----- Raw records
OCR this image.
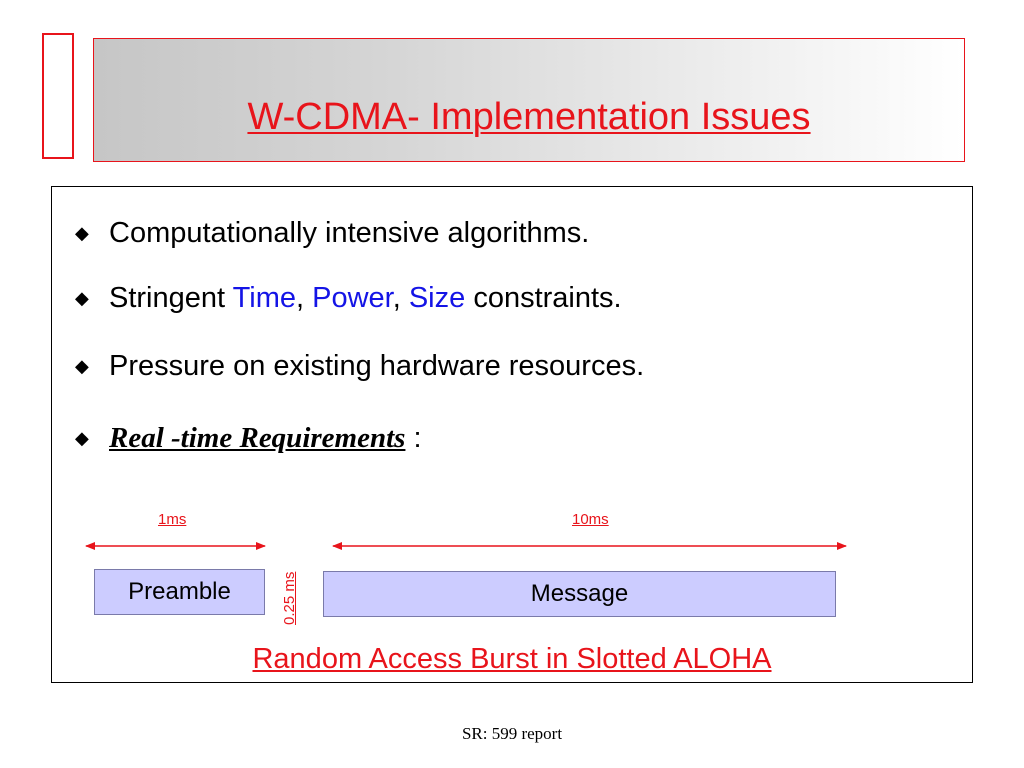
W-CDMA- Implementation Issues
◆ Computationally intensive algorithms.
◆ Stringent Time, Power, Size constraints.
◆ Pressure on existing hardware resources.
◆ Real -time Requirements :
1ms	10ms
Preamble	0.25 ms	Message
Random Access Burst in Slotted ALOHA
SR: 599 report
----------
- Challenge -
Pictures are excluded; copy all other data exactly as shown.

- Reply to the exercise -
OCR this image.
W-CDMA- Implementation Issues
◆ Computationally intensive algorithms.
◆ Stringent Time, Power, Size constraints.
◆ Pressure on existing hardware resources.
◆ Real -time Requirements :
1ms	10ms
Preamble	0.25 ms	Message
Random Access Burst in Slotted ALOHA
SR: 599 report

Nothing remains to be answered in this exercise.